Work out how many lines hold "Choose". Give the number and nothing else.

====================

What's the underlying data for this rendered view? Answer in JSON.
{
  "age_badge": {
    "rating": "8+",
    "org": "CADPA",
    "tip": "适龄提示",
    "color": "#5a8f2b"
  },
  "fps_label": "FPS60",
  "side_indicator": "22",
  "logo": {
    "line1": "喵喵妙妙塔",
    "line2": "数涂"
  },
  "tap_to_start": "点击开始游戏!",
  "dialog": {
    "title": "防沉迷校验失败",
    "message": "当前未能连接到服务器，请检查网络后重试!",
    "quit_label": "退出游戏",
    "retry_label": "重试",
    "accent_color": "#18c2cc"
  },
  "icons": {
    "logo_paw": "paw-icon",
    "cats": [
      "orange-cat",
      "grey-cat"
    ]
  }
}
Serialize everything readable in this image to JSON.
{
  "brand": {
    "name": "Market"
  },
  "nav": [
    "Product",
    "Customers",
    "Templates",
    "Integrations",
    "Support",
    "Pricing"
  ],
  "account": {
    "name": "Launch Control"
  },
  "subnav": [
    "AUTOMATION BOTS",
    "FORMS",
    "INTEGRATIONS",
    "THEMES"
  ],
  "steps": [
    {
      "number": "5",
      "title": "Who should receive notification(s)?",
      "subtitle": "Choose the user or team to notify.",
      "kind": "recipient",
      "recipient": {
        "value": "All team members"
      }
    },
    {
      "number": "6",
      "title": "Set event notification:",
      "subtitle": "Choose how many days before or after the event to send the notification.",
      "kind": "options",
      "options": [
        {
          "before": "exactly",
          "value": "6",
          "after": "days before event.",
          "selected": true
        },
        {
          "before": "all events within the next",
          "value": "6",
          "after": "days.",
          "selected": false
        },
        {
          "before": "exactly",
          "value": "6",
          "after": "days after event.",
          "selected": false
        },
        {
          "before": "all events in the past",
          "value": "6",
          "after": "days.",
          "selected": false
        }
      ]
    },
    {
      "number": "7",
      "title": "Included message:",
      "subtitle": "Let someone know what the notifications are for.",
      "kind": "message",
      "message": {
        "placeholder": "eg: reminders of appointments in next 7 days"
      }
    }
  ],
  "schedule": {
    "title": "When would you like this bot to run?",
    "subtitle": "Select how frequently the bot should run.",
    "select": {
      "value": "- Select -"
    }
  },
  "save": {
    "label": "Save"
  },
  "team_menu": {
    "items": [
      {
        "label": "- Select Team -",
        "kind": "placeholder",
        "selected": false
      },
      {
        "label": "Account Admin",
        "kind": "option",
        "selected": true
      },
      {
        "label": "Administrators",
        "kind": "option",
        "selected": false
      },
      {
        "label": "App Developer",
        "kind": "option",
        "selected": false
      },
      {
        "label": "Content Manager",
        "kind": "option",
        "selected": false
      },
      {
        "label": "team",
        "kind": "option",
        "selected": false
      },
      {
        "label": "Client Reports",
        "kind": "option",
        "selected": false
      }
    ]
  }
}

====================

• WRITTEN REPLY
2